Records from a dataset
·····

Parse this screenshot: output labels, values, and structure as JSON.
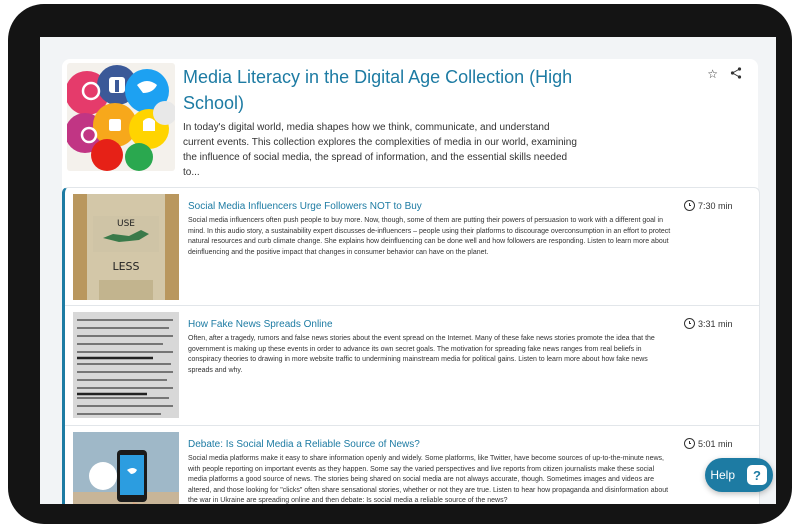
{
  "collection": {
    "title": "Media Literacy in the Digital Age Collection (High School)",
    "description": "In today's digital world, media shapes how we think, communicate, and understand current events. This collection explores the complexities of media in our world, examining the influence of social media, the spread of information, and the essential skills needed to...",
    "actions": {
      "favorite_icon": "star-icon",
      "share_icon": "share-icon"
    }
  },
  "items": [
    {
      "title": "Social Media Influencers Urge Followers NOT to Buy",
      "description": "Social media influencers often push people to buy more. Now, though, some of them are putting their powers of persuasion to work with a different goal in mind. In this audio story, a sustainability expert discusses de-influencers – people using their platforms to discourage overconsumption in an effort to protect natural resources and curb climate change. She explains how deinfluencing can be done well and how followers are responding. Listen to learn more about deinfluencing and the positive impact that changes in consumer behavior can have on the planet.",
      "duration": "7:30 min",
      "thumb_text_top": "USE",
      "thumb_text_bottom": "LESS"
    },
    {
      "title": "How Fake News Spreads Online",
      "description": "Often, after a tragedy, rumors and false news stories about the event spread on the Internet. Many of these fake news stories promote the idea that the government is making up these events in order to advance its own secret goals. The motivation for spreading fake news ranges from real beliefs in conspiracy theories to drawing in more website traffic to undermining mainstream media for political gains. Listen to learn more about how fake news spreads and why.",
      "duration": "3:31 min"
    },
    {
      "title": "Debate: Is Social Media a Reliable Source of News?",
      "description": "Social media platforms make it easy to share information openly and widely. Some platforms, like Twitter, have become sources of up-to-the-minute news, with people reporting on important events as they happen. Some say the varied perspectives and live reports from citizen journalists make these social media platforms a good source of news. The stories being shared on social media are not always accurate, though. Sometimes images and videos are altered, and those looking for \"clicks\" often share sensational stories, whether or not they are true. Listen to hear how propaganda and disinformation about the war in Ukraine are spreading online and then debate: Is social media a reliable source of the news?",
      "duration": "5:01 min"
    }
  ],
  "help": {
    "label": "Help",
    "icon": "help-chat-icon",
    "icon_glyph": "?"
  },
  "colors": {
    "accent": "#1d7ba3",
    "device_frame": "#141414"
  }
}
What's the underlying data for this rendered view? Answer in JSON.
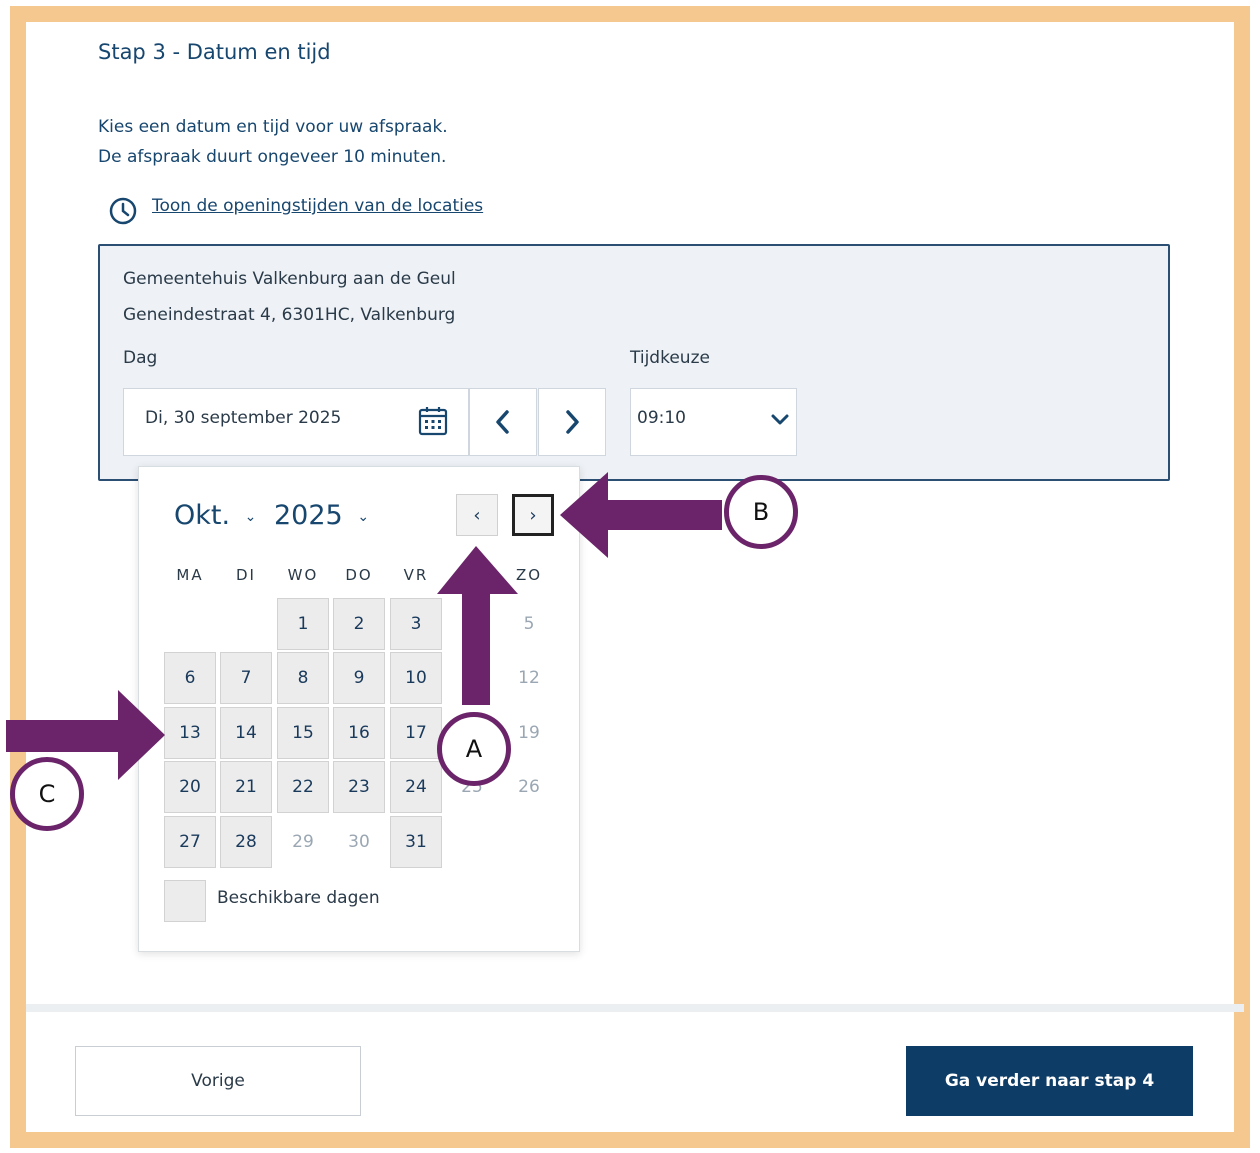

·····

TASK STATEMENT: Using the material above, retype each entry exactly and omit the pictures.

SOLUTION TO THIS EXERCISE:
Parse this screenshot: output labels, values, and structure as JSON.
{
  "collection": {
    "title": "Media Literacy in the Digital Age Collection (High School)",
    "description": "In today's digital world, media shapes how we think, communicate, and understand current events. This collection explores the complexities of media in our world, examining the influence of social media, the spread of information, and the essential skills needed to...",
    "actions": {
      "favorite_icon": "star-icon",
      "share_icon": "share-icon"
    }
  },
  "items": [
    {
      "title": "Social Media Influencers Urge Followers NOT to Buy",
      "description": "Social media influencers often push people to buy more. Now, though, some of them are putting their powers of persuasion to work with a different goal in mind. In this audio story, a sustainability expert discusses de-influencers – people using their platforms to discourage overconsumption in an effort to protect natural resources and curb climate change. She explains how deinfluencing can be done well and how followers are responding. Listen to learn more about deinfluencing and the positive impact that changes in consumer behavior can have on the planet.",
      "duration": "7:30 min",
      "thumb_text_top": "USE",
      "thumb_text_bottom": "LESS"
    },
    {
      "title": "How Fake News Spreads Online",
      "description": "Often, after a tragedy, rumors and false news stories about the event spread on the Internet. Many of these fake news stories promote the idea that the government is making up these events in order to advance its own secret goals. The motivation for spreading fake news ranges from real beliefs in conspiracy theories to drawing in more website traffic to undermining mainstream media for political gains. Listen to learn more about how fake news spreads and why.",
      "duration": "3:31 min"
    },
    {
      "title": "Debate: Is Social Media a Reliable Source of News?",
      "description": "Social media platforms make it easy to share information openly and widely. Some platforms, like Twitter, have become sources of up-to-the-minute news, with people reporting on important events as they happen. Some say the varied perspectives and live reports from citizen journalists make these social media platforms a good source of news. The stories being shared on social media are not always accurate, though. Sometimes images and videos are altered, and those looking for \"clicks\" often share sensational stories, whether or not they are true. Listen to hear how propaganda and disinformation about the war in Ukraine are spreading online and then debate: Is social media a reliable source of the news?",
      "duration": "5:01 min"
    }
  ],
  "help": {
    "label": "Help",
    "icon": "help-chat-icon",
    "icon_glyph": "?"
  },
  "colors": {
    "accent": "#1d7ba3",
    "device_frame": "#141414"
  }
}
What's the underlying data for this rendered view? Answer in JSON.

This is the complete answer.